--- RECORD EXCERPTS ---

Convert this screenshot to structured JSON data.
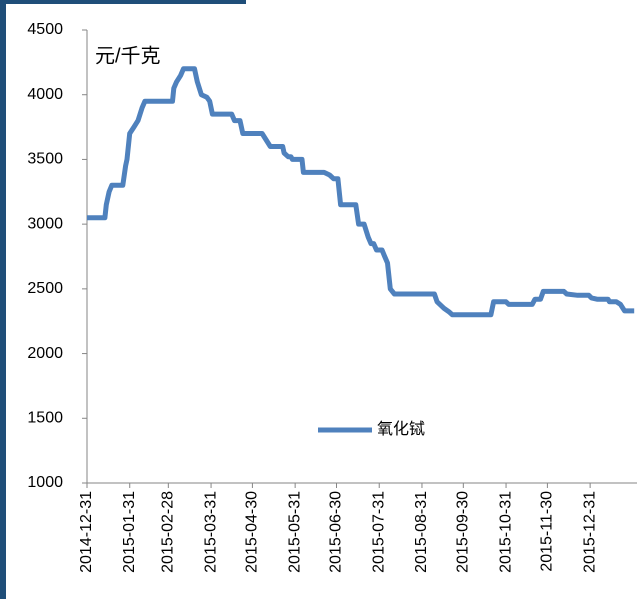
{
  "chart_data": {
    "type": "line",
    "y_label": "元/千克",
    "x": [
      "2014-12-31",
      "2015-01-13",
      "2015-01-14",
      "2015-01-16",
      "2015-01-18",
      "2015-01-26",
      "2015-01-28",
      "2015-01-29",
      "2015-01-31",
      "2015-02-03",
      "2015-02-06",
      "2015-02-09",
      "2015-02-11",
      "2015-03-03",
      "2015-03-04",
      "2015-03-06",
      "2015-03-09",
      "2015-03-11",
      "2015-03-19",
      "2015-03-21",
      "2015-03-24",
      "2015-03-28",
      "2015-03-30",
      "2015-04-01",
      "2015-04-15",
      "2015-04-17",
      "2015-04-21",
      "2015-04-23",
      "2015-05-07",
      "2015-05-10",
      "2015-05-13",
      "2015-05-22",
      "2015-05-23",
      "2015-05-26",
      "2015-05-28",
      "2015-05-29",
      "2015-06-05",
      "2015-06-06",
      "2015-06-21",
      "2015-06-25",
      "2015-06-28",
      "2015-07-01",
      "2015-07-03",
      "2015-07-14",
      "2015-07-16",
      "2015-07-20",
      "2015-07-23",
      "2015-07-25",
      "2015-07-27",
      "2015-07-29",
      "2015-08-02",
      "2015-08-04",
      "2015-08-06",
      "2015-08-08",
      "2015-08-11",
      "2015-09-09",
      "2015-09-11",
      "2015-09-13",
      "2015-09-16",
      "2015-09-20",
      "2015-09-22",
      "2015-10-20",
      "2015-10-22",
      "2015-10-31",
      "2015-11-02",
      "2015-11-19",
      "2015-11-21",
      "2015-11-25",
      "2015-11-27",
      "2015-12-12",
      "2015-12-14",
      "2015-12-22",
      "2015-12-30",
      "2016-01-01",
      "2016-01-05",
      "2016-01-13",
      "2016-01-14",
      "2016-01-19",
      "2016-01-22",
      "2016-01-25",
      "2016-02-01"
    ],
    "series": [
      {
        "name": "氧化铽",
        "color": "#4f81bd",
        "values": [
          3050,
          3050,
          3150,
          3250,
          3300,
          3300,
          3450,
          3500,
          3700,
          3750,
          3800,
          3900,
          3950,
          3950,
          4050,
          4100,
          4150,
          4200,
          4200,
          4100,
          4000,
          3980,
          3950,
          3850,
          3850,
          3800,
          3800,
          3700,
          3700,
          3650,
          3600,
          3600,
          3550,
          3520,
          3520,
          3500,
          3500,
          3400,
          3400,
          3380,
          3350,
          3350,
          3150,
          3150,
          3000,
          3000,
          2900,
          2850,
          2850,
          2800,
          2800,
          2750,
          2700,
          2500,
          2460,
          2460,
          2400,
          2380,
          2350,
          2320,
          2300,
          2300,
          2400,
          2400,
          2380,
          2380,
          2420,
          2420,
          2480,
          2480,
          2460,
          2450,
          2450,
          2430,
          2420,
          2420,
          2400,
          2400,
          2380,
          2330,
          2330
        ]
      }
    ],
    "xlim": [
      "2014-12-31",
      "2016-02-03"
    ],
    "xticks": [
      "2014-12-31",
      "2015-01-31",
      "2015-02-28",
      "2015-03-31",
      "2015-04-30",
      "2015-05-31",
      "2015-06-30",
      "2015-07-31",
      "2015-08-31",
      "2015-09-30",
      "2015-10-31",
      "2015-11-30",
      "2015-12-31"
    ],
    "ylim": [
      1000,
      4500
    ],
    "yticks": [
      1000,
      1500,
      2000,
      2500,
      3000,
      3500,
      4000,
      4500
    ],
    "grid": false,
    "legend": "bottom"
  }
}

---

Return all of the data exactly as written, and drop the pictures.

FINISHED TASK -
Convert this screenshot to structured JSON data.
{
  "chart_data": {
    "type": "line",
    "y_label": "元/千克",
    "x": [
      "2014-12-31",
      "2015-01-13",
      "2015-01-14",
      "2015-01-16",
      "2015-01-18",
      "2015-01-26",
      "2015-01-28",
      "2015-01-29",
      "2015-01-31",
      "2015-02-03",
      "2015-02-06",
      "2015-02-09",
      "2015-02-11",
      "2015-03-03",
      "2015-03-04",
      "2015-03-06",
      "2015-03-09",
      "2015-03-11",
      "2015-03-19",
      "2015-03-21",
      "2015-03-24",
      "2015-03-28",
      "2015-03-30",
      "2015-04-01",
      "2015-04-15",
      "2015-04-17",
      "2015-04-21",
      "2015-04-23",
      "2015-05-07",
      "2015-05-10",
      "2015-05-13",
      "2015-05-22",
      "2015-05-23",
      "2015-05-26",
      "2015-05-28",
      "2015-05-29",
      "2015-06-05",
      "2015-06-06",
      "2015-06-21",
      "2015-06-25",
      "2015-06-28",
      "2015-07-01",
      "2015-07-03",
      "2015-07-14",
      "2015-07-16",
      "2015-07-20",
      "2015-07-23",
      "2015-07-25",
      "2015-07-27",
      "2015-07-29",
      "2015-08-02",
      "2015-08-04",
      "2015-08-06",
      "2015-08-08",
      "2015-08-11",
      "2015-09-09",
      "2015-09-11",
      "2015-09-13",
      "2015-09-16",
      "2015-09-20",
      "2015-09-22",
      "2015-10-20",
      "2015-10-22",
      "2015-10-31",
      "2015-11-02",
      "2015-11-19",
      "2015-11-21",
      "2015-11-25",
      "2015-11-27",
      "2015-12-12",
      "2015-12-14",
      "2015-12-22",
      "2015-12-30",
      "2016-01-01",
      "2016-01-05",
      "2016-01-13",
      "2016-01-14",
      "2016-01-19",
      "2016-01-22",
      "2016-01-25",
      "2016-02-01"
    ],
    "series": [
      {
        "name": "氧化铽",
        "color": "#4f81bd",
        "values": [
          3050,
          3050,
          3150,
          3250,
          3300,
          3300,
          3450,
          3500,
          3700,
          3750,
          3800,
          3900,
          3950,
          3950,
          4050,
          4100,
          4150,
          4200,
          4200,
          4100,
          4000,
          3980,
          3950,
          3850,
          3850,
          3800,
          3800,
          3700,
          3700,
          3650,
          3600,
          3600,
          3550,
          3520,
          3520,
          3500,
          3500,
          3400,
          3400,
          3380,
          3350,
          3350,
          3150,
          3150,
          3000,
          3000,
          2900,
          2850,
          2850,
          2800,
          2800,
          2750,
          2700,
          2500,
          2460,
          2460,
          2400,
          2380,
          2350,
          2320,
          2300,
          2300,
          2400,
          2400,
          2380,
          2380,
          2420,
          2420,
          2480,
          2480,
          2460,
          2450,
          2450,
          2430,
          2420,
          2420,
          2400,
          2400,
          2380,
          2330,
          2330
        ]
      }
    ],
    "xlim": [
      "2014-12-31",
      "2016-02-03"
    ],
    "xticks": [
      "2014-12-31",
      "2015-01-31",
      "2015-02-28",
      "2015-03-31",
      "2015-04-30",
      "2015-05-31",
      "2015-06-30",
      "2015-07-31",
      "2015-08-31",
      "2015-09-30",
      "2015-10-31",
      "2015-11-30",
      "2015-12-31"
    ],
    "ylim": [
      1000,
      4500
    ],
    "yticks": [
      1000,
      1500,
      2000,
      2500,
      3000,
      3500,
      4000,
      4500
    ],
    "grid": false,
    "legend": "bottom"
  }
}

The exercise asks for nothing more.